> [Exercise requirements]
Reproduce the data in its entirety, exactly as supplied.

[BEGIN Data]

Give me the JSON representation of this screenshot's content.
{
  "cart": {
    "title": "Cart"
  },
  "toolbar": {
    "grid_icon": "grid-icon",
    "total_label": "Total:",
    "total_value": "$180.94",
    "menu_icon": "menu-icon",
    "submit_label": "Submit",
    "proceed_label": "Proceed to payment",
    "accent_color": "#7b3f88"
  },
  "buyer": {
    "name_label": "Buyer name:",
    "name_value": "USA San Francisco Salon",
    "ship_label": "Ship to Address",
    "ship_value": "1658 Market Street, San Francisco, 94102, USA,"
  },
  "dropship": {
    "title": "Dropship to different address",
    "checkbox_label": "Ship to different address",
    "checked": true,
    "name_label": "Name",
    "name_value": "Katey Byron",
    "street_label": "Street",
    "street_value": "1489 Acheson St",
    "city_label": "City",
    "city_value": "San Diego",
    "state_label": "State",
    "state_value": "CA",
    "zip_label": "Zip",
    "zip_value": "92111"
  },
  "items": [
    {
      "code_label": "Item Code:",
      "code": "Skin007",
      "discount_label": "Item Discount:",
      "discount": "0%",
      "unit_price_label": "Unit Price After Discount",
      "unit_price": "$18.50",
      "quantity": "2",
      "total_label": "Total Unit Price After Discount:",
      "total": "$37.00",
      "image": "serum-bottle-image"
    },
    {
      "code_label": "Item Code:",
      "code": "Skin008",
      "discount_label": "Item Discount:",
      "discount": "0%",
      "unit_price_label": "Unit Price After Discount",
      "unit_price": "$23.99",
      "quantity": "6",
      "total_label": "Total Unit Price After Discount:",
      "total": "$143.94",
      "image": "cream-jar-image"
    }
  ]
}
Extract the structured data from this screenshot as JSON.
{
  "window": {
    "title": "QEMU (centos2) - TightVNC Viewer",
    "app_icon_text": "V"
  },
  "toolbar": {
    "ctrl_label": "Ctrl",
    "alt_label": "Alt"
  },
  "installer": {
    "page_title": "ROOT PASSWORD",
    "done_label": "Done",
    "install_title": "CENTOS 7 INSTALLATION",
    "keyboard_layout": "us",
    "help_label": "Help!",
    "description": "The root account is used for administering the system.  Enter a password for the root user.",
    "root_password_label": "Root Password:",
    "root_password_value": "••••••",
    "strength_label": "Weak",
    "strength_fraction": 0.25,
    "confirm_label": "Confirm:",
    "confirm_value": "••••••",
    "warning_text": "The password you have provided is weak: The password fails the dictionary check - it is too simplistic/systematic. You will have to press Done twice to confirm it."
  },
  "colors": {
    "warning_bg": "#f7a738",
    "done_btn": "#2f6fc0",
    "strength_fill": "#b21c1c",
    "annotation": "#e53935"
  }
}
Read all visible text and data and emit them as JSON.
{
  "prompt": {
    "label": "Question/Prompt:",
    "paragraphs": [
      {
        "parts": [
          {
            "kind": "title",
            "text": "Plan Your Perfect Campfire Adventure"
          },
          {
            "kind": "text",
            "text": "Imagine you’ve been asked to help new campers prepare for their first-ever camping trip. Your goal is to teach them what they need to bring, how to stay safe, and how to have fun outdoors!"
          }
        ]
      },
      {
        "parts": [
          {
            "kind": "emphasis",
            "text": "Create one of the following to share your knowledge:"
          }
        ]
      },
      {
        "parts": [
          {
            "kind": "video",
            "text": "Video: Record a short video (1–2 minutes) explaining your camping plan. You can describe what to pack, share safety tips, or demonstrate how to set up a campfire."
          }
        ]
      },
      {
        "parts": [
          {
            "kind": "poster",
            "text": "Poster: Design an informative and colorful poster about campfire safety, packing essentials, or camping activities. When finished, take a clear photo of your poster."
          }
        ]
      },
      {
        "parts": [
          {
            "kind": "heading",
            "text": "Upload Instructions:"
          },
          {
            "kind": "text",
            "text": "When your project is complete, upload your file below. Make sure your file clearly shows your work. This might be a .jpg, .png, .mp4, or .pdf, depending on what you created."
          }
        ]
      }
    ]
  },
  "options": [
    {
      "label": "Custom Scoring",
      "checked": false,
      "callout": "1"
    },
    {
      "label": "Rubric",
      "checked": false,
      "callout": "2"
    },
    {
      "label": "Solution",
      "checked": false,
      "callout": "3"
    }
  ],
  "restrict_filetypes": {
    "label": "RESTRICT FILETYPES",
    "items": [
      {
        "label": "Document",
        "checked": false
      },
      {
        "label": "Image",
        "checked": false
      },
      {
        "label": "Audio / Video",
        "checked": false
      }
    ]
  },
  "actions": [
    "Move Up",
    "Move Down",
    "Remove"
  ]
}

[END Data]

> [Answer in full]
Give me the JSON representation of this screenshot's content.
{
  "cart": {
    "title": "Cart"
  },
  "toolbar": {
    "grid_icon": "grid-icon",
    "total_label": "Total:",
    "total_value": "$180.94",
    "menu_icon": "menu-icon",
    "submit_label": "Submit",
    "proceed_label": "Proceed to payment",
    "accent_color": "#7b3f88"
  },
  "buyer": {
    "name_label": "Buyer name:",
    "name_value": "USA San Francisco Salon",
    "ship_label": "Ship to Address",
    "ship_value": "1658 Market Street, San Francisco, 94102, USA,"
  },
  "dropship": {
    "title": "Dropship to different address",
    "checkbox_label": "Ship to different address",
    "checked": true,
    "name_label": "Name",
    "name_value": "Katey Byron",
    "street_label": "Street",
    "street_value": "1489 Acheson St",
    "city_label": "City",
    "city_value": "San Diego",
    "state_label": "State",
    "state_value": "CA",
    "zip_label": "Zip",
    "zip_value": "92111"
  },
  "items": [
    {
      "code_label": "Item Code:",
      "code": "Skin007",
      "discount_label": "Item Discount:",
      "discount": "0%",
      "unit_price_label": "Unit Price After Discount",
      "unit_price": "$18.50",
      "quantity": "2",
      "total_label": "Total Unit Price After Discount:",
      "total": "$37.00",
      "image": "serum-bottle-image"
    },
    {
      "code_label": "Item Code:",
      "code": "Skin008",
      "discount_label": "Item Discount:",
      "discount": "0%",
      "unit_price_label": "Unit Price After Discount",
      "unit_price": "$23.99",
      "quantity": "6",
      "total_label": "Total Unit Price After Discount:",
      "total": "$143.94",
      "image": "cream-jar-image"
    }
  ]
}
Extract the structured data from this screenshot as JSON.
{
  "window": {
    "title": "QEMU (centos2) - TightVNC Viewer",
    "app_icon_text": "V"
  },
  "toolbar": {
    "ctrl_label": "Ctrl",
    "alt_label": "Alt"
  },
  "installer": {
    "page_title": "ROOT PASSWORD",
    "done_label": "Done",
    "install_title": "CENTOS 7 INSTALLATION",
    "keyboard_layout": "us",
    "help_label": "Help!",
    "description": "The root account is used for administering the system.  Enter a password for the root user.",
    "root_password_label": "Root Password:",
    "root_password_value": "••••••",
    "strength_label": "Weak",
    "strength_fraction": 0.25,
    "confirm_label": "Confirm:",
    "confirm_value": "••••••",
    "warning_text": "The password you have provided is weak: The password fails the dictionary check - it is too simplistic/systematic. You will have to press Done twice to confirm it."
  },
  "colors": {
    "warning_bg": "#f7a738",
    "done_btn": "#2f6fc0",
    "strength_fill": "#b21c1c",
    "annotation": "#e53935"
  }
}
Read all visible text and data and emit them as JSON.
{
  "prompt": {
    "label": "Question/Prompt:",
    "paragraphs": [
      {
        "parts": [
          {
            "kind": "title",
            "text": "Plan Your Perfect Campfire Adventure"
          },
          {
            "kind": "text",
            "text": "Imagine you’ve been asked to help new campers prepare for their first-ever camping trip. Your goal is to teach them what they need to bring, how to stay safe, and how to have fun outdoors!"
          }
        ]
      },
      {
        "parts": [
          {
            "kind": "emphasis",
            "text": "Create one of the following to share your knowledge:"
          }
        ]
      },
      {
        "parts": [
          {
            "kind": "video",
            "text": "Video: Record a short video (1–2 minutes) explaining your camping plan. You can describe what to pack, share safety tips, or demonstrate how to set up a campfire."
          }
        ]
      },
      {
        "parts": [
          {
            "kind": "poster",
            "text": "Poster: Design an informative and colorful poster about campfire safety, packing essentials, or camping activities. When finished, take a clear photo of your poster."
          }
        ]
      },
      {
        "parts": [
          {
            "kind": "heading",
            "text": "Upload Instructions:"
          },
          {
            "kind": "text",
            "text": "When your project is complete, upload your file below. Make sure your file clearly shows your work. This might be a .jpg, .png, .mp4, or .pdf, depending on what you created."
          }
        ]
      }
    ]
  },
  "options": [
    {
      "label": "Custom Scoring",
      "checked": false,
      "callout": "1"
    },
    {
      "label": "Rubric",
      "checked": false,
      "callout": "2"
    },
    {
      "label": "Solution",
      "checked": false,
      "callout": "3"
    }
  ],
  "restrict_filetypes": {
    "label": "RESTRICT FILETYPES",
    "items": [
      {
        "label": "Document",
        "checked": false
      },
      {
        "label": "Image",
        "checked": false
      },
      {
        "label": "Audio / Video",
        "checked": false
      }
    ]
  },
  "actions": [
    "Move Up",
    "Move Down",
    "Remove"
  ]
}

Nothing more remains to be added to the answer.